┌─ RECORDS FOR THIS EXERCISE
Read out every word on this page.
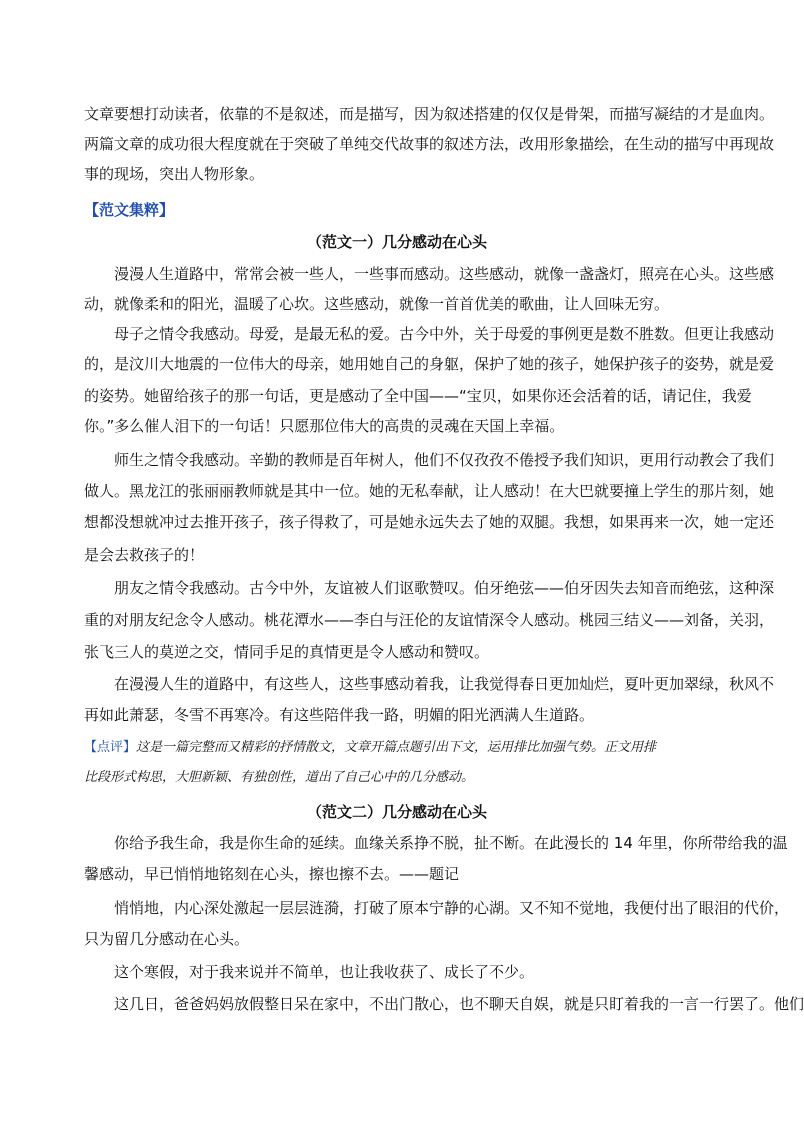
文章要想打动读者，依靠的不是叙述，而是描写，因为叙述搭建的仅仅是骨架，而描写凝结的才是血肉。
两篇文章的成功很大程度就在于突破了单纯交代故事的叙述方法，改用形象描绘，在生动的描写中再现故
事的现场，突出人物形象。
【范文集粹】
（范文一）几分感动在心头
　　漫漫人生道路中，常常会被一些人，一些事而感动。这些感动，就像一盏盏灯，照亮在心头。这些感
动，就像柔和的阳光，温暖了心坎。这些感动，就像一首首优美的歌曲，让人回味无穷。
　　母子之情令我感动。母爱，是最无私的爱。古今中外，关于母爱的事例更是数不胜数。但更让我感动
的，是汶川大地震的一位伟大的母亲，她用她自己的身躯，保护了她的孩子，她保护孩子的姿势，就是爱
的姿势。她留给孩子的那一句话，更是感动了全中国——“宝贝，如果你还会活着的话，请记住，我爱
你。”多么催人泪下的一句话！只愿那位伟大的高贵的灵魂在天国上幸福。
　　师生之情令我感动。辛勤的教师是百年树人，他们不仅孜孜不倦授予我们知识，更用行动教会了我们
做人。黑龙江的张丽丽教师就是其中一位。她的无私奉献，让人感动！在大巴就要撞上学生的那片刻，她
想都没想就冲过去推开孩子，孩子得救了，可是她永远失去了她的双腿。我想，如果再来一次，她一定还
是会去救孩子的！
　　朋友之情令我感动。古今中外，友谊被人们讴歌赞叹。伯牙绝弦——伯牙因失去知音而绝弦，这种深
重的对朋友纪念令人感动。桃花潭水——李白与汪伦的友谊情深令人感动。桃园三结义——刘备，关羽，
张飞三人的莫逆之交，情同手足的真情更是令人感动和赞叹。
　　在漫漫人生的道路中，有这些人，这些事感动着我，让我觉得春日更加灿烂，夏叶更加翠绿，秋风不
再如此萧瑟，冬雪不再寒冷。有这些陪伴我一路，明媚的阳光洒满人生道路。
【点评】这是一篇完整而又精彩的抒情散文，文章开篇点题引出下文，运用排比加强气势。正文用排
比段形式构思，大胆新颖、有独创性，道出了自己心中的几分感动。
（范文二）几分感动在心头
　　你给予我生命，我是你生命的延续。血缘关系挣不脱，扯不断。在此漫长的 14 年里，你所带给我的温
馨感动，早已悄悄地铭刻在心头，擦也擦不去。——题记
　　悄悄地，内心深处激起一层层涟漪，打破了原本宁静的心湖。又不知不觉地，我便付出了眼泪的代价，
只为留几分感动在心头。
　　这个寒假，对于我来说并不简单，也让我收获了、成长了不少。
　　这几日，爸爸妈妈放假整日呆在家中，不出门散心，也不聊天自娱，就是只盯着我的一言一行罢了。他们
└─
- THE EXERCISE:
Quote the records above exactly, leaving out any pictures.

- TASK OUTPUT:
Read out every word on this page.
文章要想打动读者，依靠的不是叙述，而是描写，因为叙述搭建的仅仅是骨架，而描写凝结的才是血肉。
两篇文章的成功很大程度就在于突破了单纯交代故事的叙述方法，改用形象描绘，在生动的描写中再现故
事的现场，突出人物形象。
【范文集粹】
（范文一）几分感动在心头
　　漫漫人生道路中，常常会被一些人，一些事而感动。这些感动，就像一盏盏灯，照亮在心头。这些感
动，就像柔和的阳光，温暖了心坎。这些感动，就像一首首优美的歌曲，让人回味无穷。
　　母子之情令我感动。母爱，是最无私的爱。古今中外，关于母爱的事例更是数不胜数。但更让我感动
的，是汶川大地震的一位伟大的母亲，她用她自己的身躯，保护了她的孩子，她保护孩子的姿势，就是爱
的姿势。她留给孩子的那一句话，更是感动了全中国——“宝贝，如果你还会活着的话，请记住，我爱
你。”多么催人泪下的一句话！只愿那位伟大的高贵的灵魂在天国上幸福。
　　师生之情令我感动。辛勤的教师是百年树人，他们不仅孜孜不倦授予我们知识，更用行动教会了我们
做人。黑龙江的张丽丽教师就是其中一位。她的无私奉献，让人感动！在大巴就要撞上学生的那片刻，她
想都没想就冲过去推开孩子，孩子得救了，可是她永远失去了她的双腿。我想，如果再来一次，她一定还
是会去救孩子的！
　　朋友之情令我感动。古今中外，友谊被人们讴歌赞叹。伯牙绝弦——伯牙因失去知音而绝弦，这种深
重的对朋友纪念令人感动。桃花潭水——李白与汪伦的友谊情深令人感动。桃园三结义——刘备，关羽，
张飞三人的莫逆之交，情同手足的真情更是令人感动和赞叹。
　　在漫漫人生的道路中，有这些人，这些事感动着我，让我觉得春日更加灿烂，夏叶更加翠绿，秋风不
再如此萧瑟，冬雪不再寒冷。有这些陪伴我一路，明媚的阳光洒满人生道路。
【点评】这是一篇完整而又精彩的抒情散文，文章开篇点题引出下文，运用排比加强气势。正文用排
比段形式构思，大胆新颖、有独创性，道出了自己心中的几分感动。
（范文二）几分感动在心头
　　你给予我生命，我是你生命的延续。血缘关系挣不脱，扯不断。在此漫长的 14 年里，你所带给我的温
馨感动，早已悄悄地铭刻在心头，擦也擦不去。——题记
　　悄悄地，内心深处激起一层层涟漪，打破了原本宁静的心湖。又不知不觉地，我便付出了眼泪的代价，
只为留几分感动在心头。
　　这个寒假，对于我来说并不简单，也让我收获了、成长了不少。
　　这几日，爸爸妈妈放假整日呆在家中，不出门散心，也不聊天自娱，就是只盯着我的一言一行罢了。他们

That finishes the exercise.